Each line of the listing must be transcribed exactly, except for the images, which should be excluded.

* begin *

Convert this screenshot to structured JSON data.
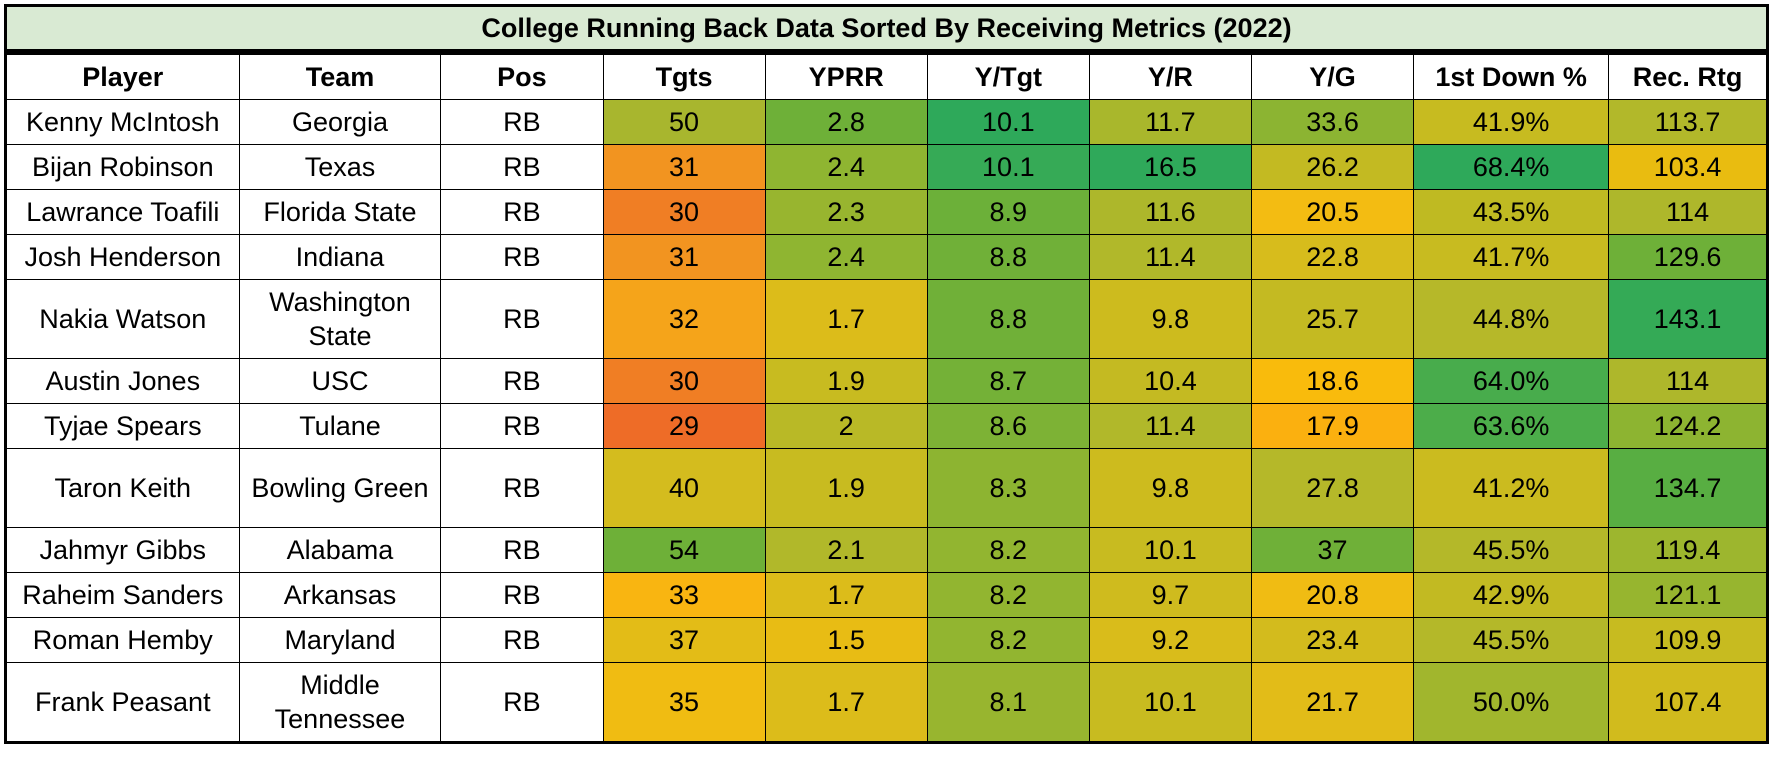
{
  "title": "College Running Back Data Sorted By Receiving Metrics (2022)",
  "columns": [
    "Player",
    "Team",
    "Pos",
    "Tgts",
    "YPRR",
    "Y/Tgt",
    "Y/R",
    "Y/G",
    "1st Down %",
    "Rec. Rtg"
  ],
  "rows": [
    {
      "player": "Kenny McIntosh",
      "team": "Georgia",
      "pos": "RB",
      "tgts": "50",
      "yprr": "2.8",
      "ytgt": "10.1",
      "yr": "11.7",
      "yg": "33.6",
      "first_down": "41.9%",
      "rec_rtg": "113.7",
      "colors": {
        "tgts": "#a8b62e",
        "yprr": "#6eb038",
        "ytgt": "#2ea95a",
        "yr": "#a9b72c",
        "yg": "#8cb432",
        "first_down": "#c7bb20",
        "rec_rtg": "#b2b82a"
      }
    },
    {
      "player": "Bijan Robinson",
      "team": "Texas",
      "pos": "RB",
      "tgts": "31",
      "yprr": "2.4",
      "ytgt": "10.1",
      "yr": "16.5",
      "yg": "26.2",
      "first_down": "68.4%",
      "rec_rtg": "103.4",
      "colors": {
        "tgts": "#f29420",
        "yprr": "#8fb531",
        "ytgt": "#36aa56",
        "yr": "#2fa95a",
        "yg": "#c3ba22",
        "first_down": "#2ea95a",
        "rec_rtg": "#e9bc10"
      }
    },
    {
      "player": "Lawrance Toafili",
      "team": "Florida State",
      "pos": "RB",
      "tgts": "30",
      "yprr": "2.3",
      "ytgt": "8.9",
      "yr": "11.6",
      "yg": "20.5",
      "first_down": "43.5%",
      "rec_rtg": "114",
      "colors": {
        "tgts": "#f07e24",
        "yprr": "#98b52f",
        "ytgt": "#6cb039",
        "yr": "#adb72b",
        "yg": "#f3bc12",
        "first_down": "#bfba22",
        "rec_rtg": "#aeb72b"
      }
    },
    {
      "player": "Josh Henderson",
      "team": "Indiana",
      "pos": "RB",
      "tgts": "31",
      "yprr": "2.4",
      "ytgt": "8.8",
      "yr": "11.4",
      "yg": "22.8",
      "first_down": "41.7%",
      "rec_rtg": "129.6",
      "colors": {
        "tgts": "#f29420",
        "yprr": "#8fb531",
        "ytgt": "#70b038",
        "yr": "#b1b82a",
        "yg": "#d7bc1c",
        "first_down": "#c8bb20",
        "rec_rtg": "#6eb038"
      }
    },
    {
      "player": "Nakia Watson",
      "team": "Washington State",
      "pos": "RB",
      "tgts": "32",
      "yprr": "1.7",
      "ytgt": "8.8",
      "yr": "9.8",
      "yg": "25.7",
      "first_down": "44.8%",
      "rec_rtg": "143.1",
      "colors": {
        "tgts": "#f5a41a",
        "yprr": "#dcbc1a",
        "ytgt": "#70b038",
        "yr": "#cdbb1e",
        "yg": "#c4ba22",
        "first_down": "#b6b829",
        "rec_rtg": "#34aa56"
      }
    },
    {
      "player": "Austin Jones",
      "team": "USC",
      "pos": "RB",
      "tgts": "30",
      "yprr": "1.9",
      "ytgt": "8.7",
      "yr": "10.4",
      "yg": "18.6",
      "first_down": "64.0%",
      "rec_rtg": "114",
      "colors": {
        "tgts": "#f07e24",
        "yprr": "#c8bb20",
        "ytgt": "#74b137",
        "yr": "#c4ba22",
        "yg": "#f9bb0c",
        "first_down": "#48ac4c",
        "rec_rtg": "#aeb72b"
      }
    },
    {
      "player": "Tyjae Spears",
      "team": "Tulane",
      "pos": "RB",
      "tgts": "29",
      "yprr": "2",
      "ytgt": "8.6",
      "yr": "11.4",
      "yg": "17.9",
      "first_down": "63.6%",
      "rec_rtg": "124.2",
      "colors": {
        "tgts": "#ee6c27",
        "yprr": "#b9b926",
        "ytgt": "#7db235",
        "yr": "#b1b82a",
        "yg": "#fbb00f",
        "first_down": "#4cad4a",
        "rec_rtg": "#8db431"
      }
    },
    {
      "player": "Taron Keith",
      "team": "Bowling Green",
      "pos": "RB",
      "tgts": "40",
      "yprr": "1.9",
      "ytgt": "8.3",
      "yr": "9.8",
      "yg": "27.8",
      "first_down": "41.2%",
      "rec_rtg": "134.7",
      "colors": {
        "tgts": "#d4bc1e",
        "yprr": "#c8bb20",
        "ytgt": "#8db431",
        "yr": "#cdbb1e",
        "yg": "#b5b829",
        "first_down": "#cbbb1f",
        "rec_rtg": "#58ae42"
      }
    },
    {
      "player": "Jahmyr Gibbs",
      "team": "Alabama",
      "pos": "RB",
      "tgts": "54",
      "yprr": "2.1",
      "ytgt": "8.2",
      "yr": "10.1",
      "yg": "37",
      "first_down": "45.5%",
      "rec_rtg": "119.4",
      "colors": {
        "tgts": "#6eb038",
        "yprr": "#b1b82a",
        "ytgt": "#92b530",
        "yr": "#c8bb20",
        "yg": "#6fb038",
        "first_down": "#b4b829",
        "rec_rtg": "#9db62e"
      }
    },
    {
      "player": "Raheim Sanders",
      "team": "Arkansas",
      "pos": "RB",
      "tgts": "33",
      "yprr": "1.7",
      "ytgt": "8.2",
      "yr": "9.7",
      "yg": "20.8",
      "first_down": "42.9%",
      "rec_rtg": "121.1",
      "colors": {
        "tgts": "#f9b511",
        "yprr": "#dcbc1a",
        "ytgt": "#92b530",
        "yr": "#cfbb1e",
        "yg": "#f0bc13",
        "first_down": "#c2ba22",
        "rec_rtg": "#97b52f"
      }
    },
    {
      "player": "Roman Hemby",
      "team": "Maryland",
      "pos": "RB",
      "tgts": "37",
      "yprr": "1.5",
      "ytgt": "8.2",
      "yr": "9.2",
      "yg": "23.4",
      "first_down": "45.5%",
      "rec_rtg": "109.9",
      "colors": {
        "tgts": "#e3bc17",
        "yprr": "#e8bc14",
        "ytgt": "#92b530",
        "yr": "#d9bc1b",
        "yg": "#d3bb1d",
        "first_down": "#b4b829",
        "rec_rtg": "#c7bb20"
      }
    },
    {
      "player": "Frank Peasant",
      "team": "Middle Tennessee",
      "pos": "RB",
      "tgts": "35",
      "yprr": "1.7",
      "ytgt": "8.1",
      "yr": "10.1",
      "yg": "21.7",
      "first_down": "50.0%",
      "rec_rtg": "107.4",
      "colors": {
        "tgts": "#f0bc12",
        "yprr": "#dcbc1a",
        "ytgt": "#98b52f",
        "yr": "#c8bb20",
        "yg": "#e2bc18",
        "first_down": "#a1b62d",
        "rec_rtg": "#d1bb1d"
      }
    }
  ]
}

* end *

■ Exercise answer
Convert this screenshot to structured JSON data.
{
  "title": "College Running Back Data Sorted By Receiving Metrics (2022)",
  "columns": [
    "Player",
    "Team",
    "Pos",
    "Tgts",
    "YPRR",
    "Y/Tgt",
    "Y/R",
    "Y/G",
    "1st Down %",
    "Rec. Rtg"
  ],
  "rows": [
    {
      "player": "Kenny McIntosh",
      "team": "Georgia",
      "pos": "RB",
      "tgts": "50",
      "yprr": "2.8",
      "ytgt": "10.1",
      "yr": "11.7",
      "yg": "33.6",
      "first_down": "41.9%",
      "rec_rtg": "113.7",
      "colors": {
        "tgts": "#a8b62e",
        "yprr": "#6eb038",
        "ytgt": "#2ea95a",
        "yr": "#a9b72c",
        "yg": "#8cb432",
        "first_down": "#c7bb20",
        "rec_rtg": "#b2b82a"
      }
    },
    {
      "player": "Bijan Robinson",
      "team": "Texas",
      "pos": "RB",
      "tgts": "31",
      "yprr": "2.4",
      "ytgt": "10.1",
      "yr": "16.5",
      "yg": "26.2",
      "first_down": "68.4%",
      "rec_rtg": "103.4",
      "colors": {
        "tgts": "#f29420",
        "yprr": "#8fb531",
        "ytgt": "#36aa56",
        "yr": "#2fa95a",
        "yg": "#c3ba22",
        "first_down": "#2ea95a",
        "rec_rtg": "#e9bc10"
      }
    },
    {
      "player": "Lawrance Toafili",
      "team": "Florida State",
      "pos": "RB",
      "tgts": "30",
      "yprr": "2.3",
      "ytgt": "8.9",
      "yr": "11.6",
      "yg": "20.5",
      "first_down": "43.5%",
      "rec_rtg": "114",
      "colors": {
        "tgts": "#f07e24",
        "yprr": "#98b52f",
        "ytgt": "#6cb039",
        "yr": "#adb72b",
        "yg": "#f3bc12",
        "first_down": "#bfba22",
        "rec_rtg": "#aeb72b"
      }
    },
    {
      "player": "Josh Henderson",
      "team": "Indiana",
      "pos": "RB",
      "tgts": "31",
      "yprr": "2.4",
      "ytgt": "8.8",
      "yr": "11.4",
      "yg": "22.8",
      "first_down": "41.7%",
      "rec_rtg": "129.6",
      "colors": {
        "tgts": "#f29420",
        "yprr": "#8fb531",
        "ytgt": "#70b038",
        "yr": "#b1b82a",
        "yg": "#d7bc1c",
        "first_down": "#c8bb20",
        "rec_rtg": "#6eb038"
      }
    },
    {
      "player": "Nakia Watson",
      "team": "Washington State",
      "pos": "RB",
      "tgts": "32",
      "yprr": "1.7",
      "ytgt": "8.8",
      "yr": "9.8",
      "yg": "25.7",
      "first_down": "44.8%",
      "rec_rtg": "143.1",
      "colors": {
        "tgts": "#f5a41a",
        "yprr": "#dcbc1a",
        "ytgt": "#70b038",
        "yr": "#cdbb1e",
        "yg": "#c4ba22",
        "first_down": "#b6b829",
        "rec_rtg": "#34aa56"
      }
    },
    {
      "player": "Austin Jones",
      "team": "USC",
      "pos": "RB",
      "tgts": "30",
      "yprr": "1.9",
      "ytgt": "8.7",
      "yr": "10.4",
      "yg": "18.6",
      "first_down": "64.0%",
      "rec_rtg": "114",
      "colors": {
        "tgts": "#f07e24",
        "yprr": "#c8bb20",
        "ytgt": "#74b137",
        "yr": "#c4ba22",
        "yg": "#f9bb0c",
        "first_down": "#48ac4c",
        "rec_rtg": "#aeb72b"
      }
    },
    {
      "player": "Tyjae Spears",
      "team": "Tulane",
      "pos": "RB",
      "tgts": "29",
      "yprr": "2",
      "ytgt": "8.6",
      "yr": "11.4",
      "yg": "17.9",
      "first_down": "63.6%",
      "rec_rtg": "124.2",
      "colors": {
        "tgts": "#ee6c27",
        "yprr": "#b9b926",
        "ytgt": "#7db235",
        "yr": "#b1b82a",
        "yg": "#fbb00f",
        "first_down": "#4cad4a",
        "rec_rtg": "#8db431"
      }
    },
    {
      "player": "Taron Keith",
      "team": "Bowling Green",
      "pos": "RB",
      "tgts": "40",
      "yprr": "1.9",
      "ytgt": "8.3",
      "yr": "9.8",
      "yg": "27.8",
      "first_down": "41.2%",
      "rec_rtg": "134.7",
      "colors": {
        "tgts": "#d4bc1e",
        "yprr": "#c8bb20",
        "ytgt": "#8db431",
        "yr": "#cdbb1e",
        "yg": "#b5b829",
        "first_down": "#cbbb1f",
        "rec_rtg": "#58ae42"
      }
    },
    {
      "player": "Jahmyr Gibbs",
      "team": "Alabama",
      "pos": "RB",
      "tgts": "54",
      "yprr": "2.1",
      "ytgt": "8.2",
      "yr": "10.1",
      "yg": "37",
      "first_down": "45.5%",
      "rec_rtg": "119.4",
      "colors": {
        "tgts": "#6eb038",
        "yprr": "#b1b82a",
        "ytgt": "#92b530",
        "yr": "#c8bb20",
        "yg": "#6fb038",
        "first_down": "#b4b829",
        "rec_rtg": "#9db62e"
      }
    },
    {
      "player": "Raheim Sanders",
      "team": "Arkansas",
      "pos": "RB",
      "tgts": "33",
      "yprr": "1.7",
      "ytgt": "8.2",
      "yr": "9.7",
      "yg": "20.8",
      "first_down": "42.9%",
      "rec_rtg": "121.1",
      "colors": {
        "tgts": "#f9b511",
        "yprr": "#dcbc1a",
        "ytgt": "#92b530",
        "yr": "#cfbb1e",
        "yg": "#f0bc13",
        "first_down": "#c2ba22",
        "rec_rtg": "#97b52f"
      }
    },
    {
      "player": "Roman Hemby",
      "team": "Maryland",
      "pos": "RB",
      "tgts": "37",
      "yprr": "1.5",
      "ytgt": "8.2",
      "yr": "9.2",
      "yg": "23.4",
      "first_down": "45.5%",
      "rec_rtg": "109.9",
      "colors": {
        "tgts": "#e3bc17",
        "yprr": "#e8bc14",
        "ytgt": "#92b530",
        "yr": "#d9bc1b",
        "yg": "#d3bb1d",
        "first_down": "#b4b829",
        "rec_rtg": "#c7bb20"
      }
    },
    {
      "player": "Frank Peasant",
      "team": "Middle Tennessee",
      "pos": "RB",
      "tgts": "35",
      "yprr": "1.7",
      "ytgt": "8.1",
      "yr": "10.1",
      "yg": "21.7",
      "first_down": "50.0%",
      "rec_rtg": "107.4",
      "colors": {
        "tgts": "#f0bc12",
        "yprr": "#dcbc1a",
        "ytgt": "#98b52f",
        "yr": "#c8bb20",
        "yg": "#e2bc18",
        "first_down": "#a1b62d",
        "rec_rtg": "#d1bb1d"
      }
    }
  ]
}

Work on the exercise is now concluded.